*** INPUT DATA ***

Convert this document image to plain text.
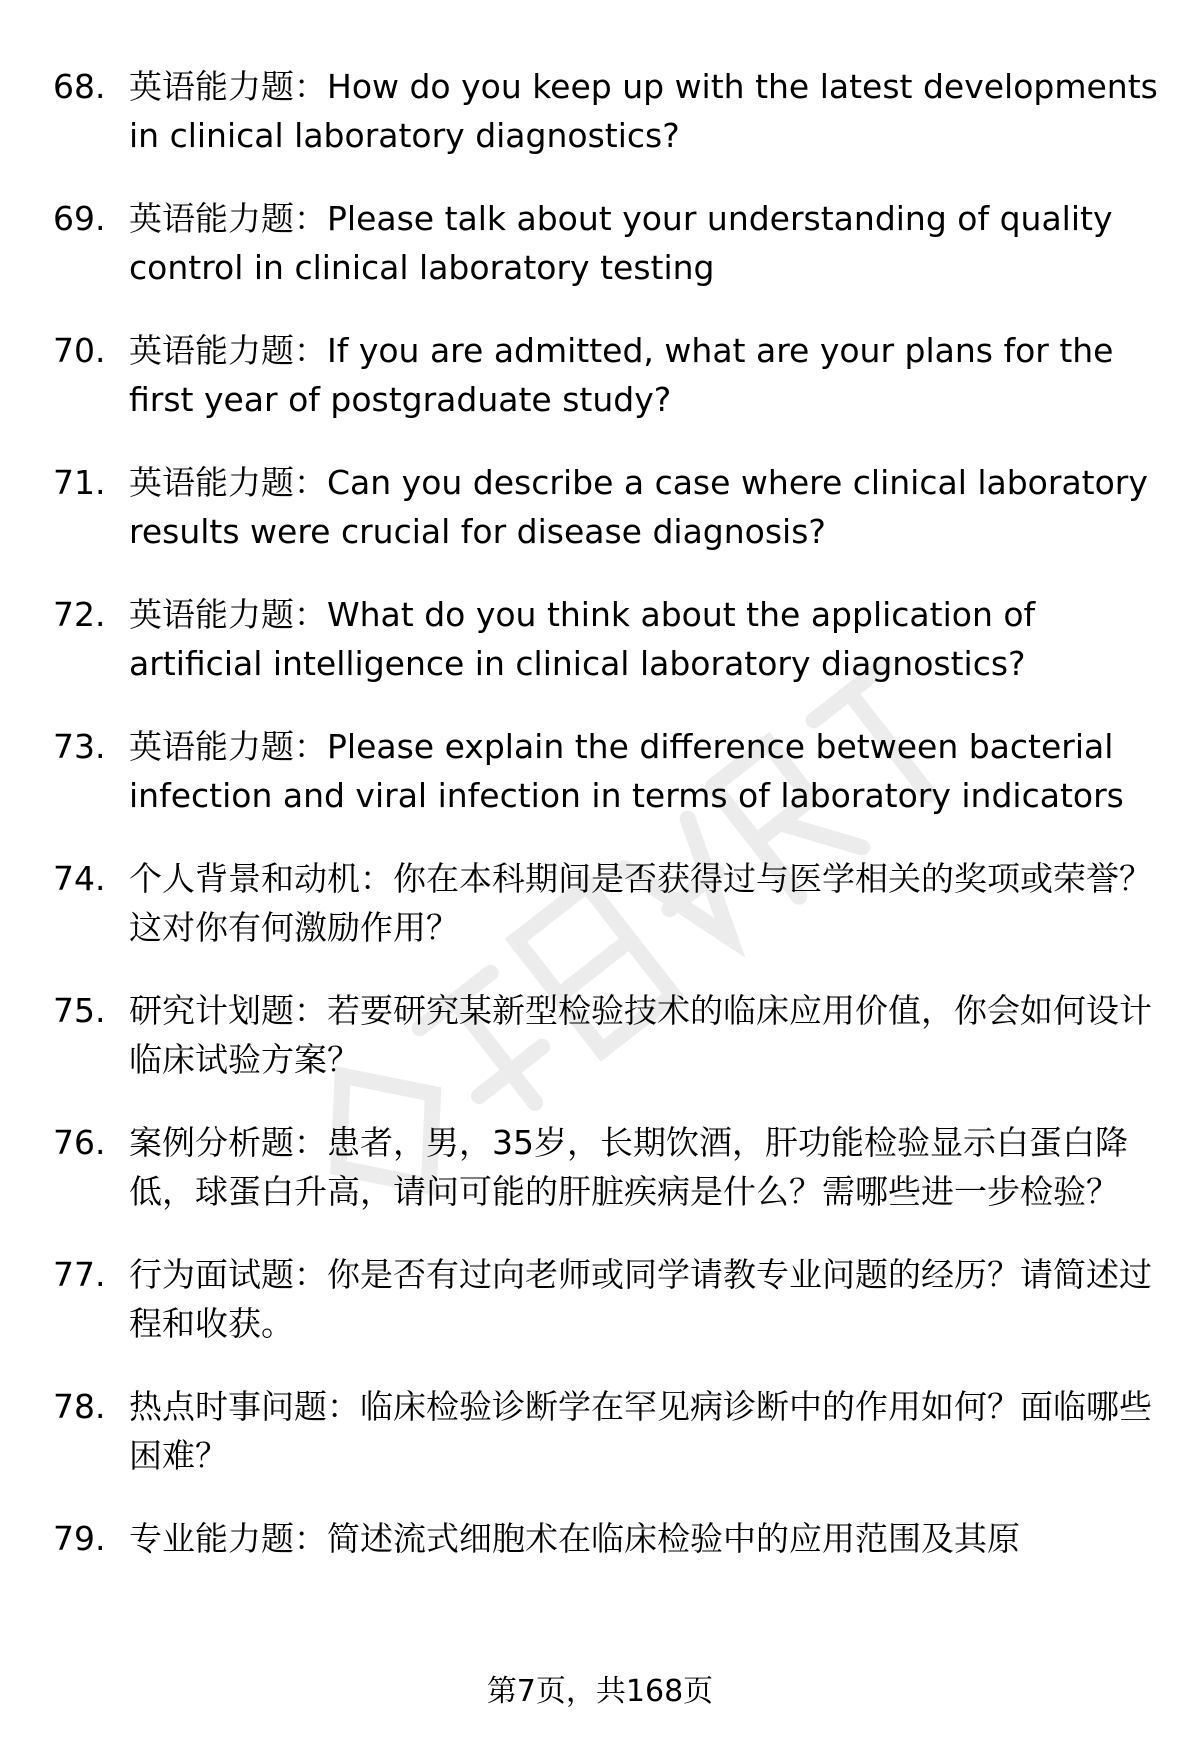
68. 英语能力题：How do you keep up with the latest developments in clinical laboratory diagnostics?
69. 英语能力题：Please talk about your understanding of quality control in clinical laboratory testing
70. 英语能力题：If you are admitted, what are your plans for the first year of postgraduate study?
71. 英语能力题：Can you describe a case where clinical laboratory results were crucial for disease diagnosis?
72. 英语能力题：What do you think about the application of artificial intelligence in clinical laboratory diagnostics?
73. 英语能力题：Please explain the difference between bacterial infection and viral infection in terms of laboratory indicators
74. 个人背景和动机：你在本科期间是否获得过与医学相关的奖项或荣誉？这对你有何激励作用？
75. 研究计划题：若要研究某新型检验技术的临床应用价值，你会如何设计临床试验方案？
76. 案例分析题：患者，男，35岁，长期饮酒，肝功能检验显示白蛋白降低，球蛋白升高，请问可能的肝脏疾病是什么？需哪些进一步检验？
77. 行为面试题：你是否有过向老师或同学请教专业问题的经历？请简述过程和收获。
78. 热点时事问题：临床检验诊断学在罕见病诊断中的作用如何？面临哪些困难？
79. 专业能力题：简述流式细胞术在临床检验中的应用范围及其原
第7页，共168页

*** End of INPUT DATA ***

PROBLEM DESCRIPTION:
Could you reproduce all of the data above exactly and skip any image?

EXERCISE RESPONSE:
Convert this document image to plain text.
68. 英语能力题：How do you keep up with the latest developments in clinical laboratory diagnostics?
69. 英语能力题：Please talk about your understanding of quality control in clinical laboratory testing
70. 英语能力题：If you are admitted, what are your plans for the first year of postgraduate study?
71. 英语能力题：Can you describe a case where clinical laboratory results were crucial for disease diagnosis?
72. 英语能力题：What do you think about the application of artificial intelligence in clinical laboratory diagnostics?
73. 英语能力题：Please explain the difference between bacterial infection and viral infection in terms of laboratory indicators
74. 个人背景和动机：你在本科期间是否获得过与医学相关的奖项或荣誉？这对你有何激励作用？
75. 研究计划题：若要研究某新型检验技术的临床应用价值，你会如何设计临床试验方案？
76. 案例分析题：患者，男，35岁，长期饮酒，肝功能检验显示白蛋白降低，球蛋白升高，请问可能的肝脏疾病是什么？需哪些进一步检验？
77. 行为面试题：你是否有过向老师或同学请教专业问题的经历？请简述过程和收获。
78. 热点时事问题：临床检验诊断学在罕见病诊断中的作用如何？面临哪些困难？
79. 专业能力题：简述流式细胞术在临床检验中的应用范围及其原
第7页，共168页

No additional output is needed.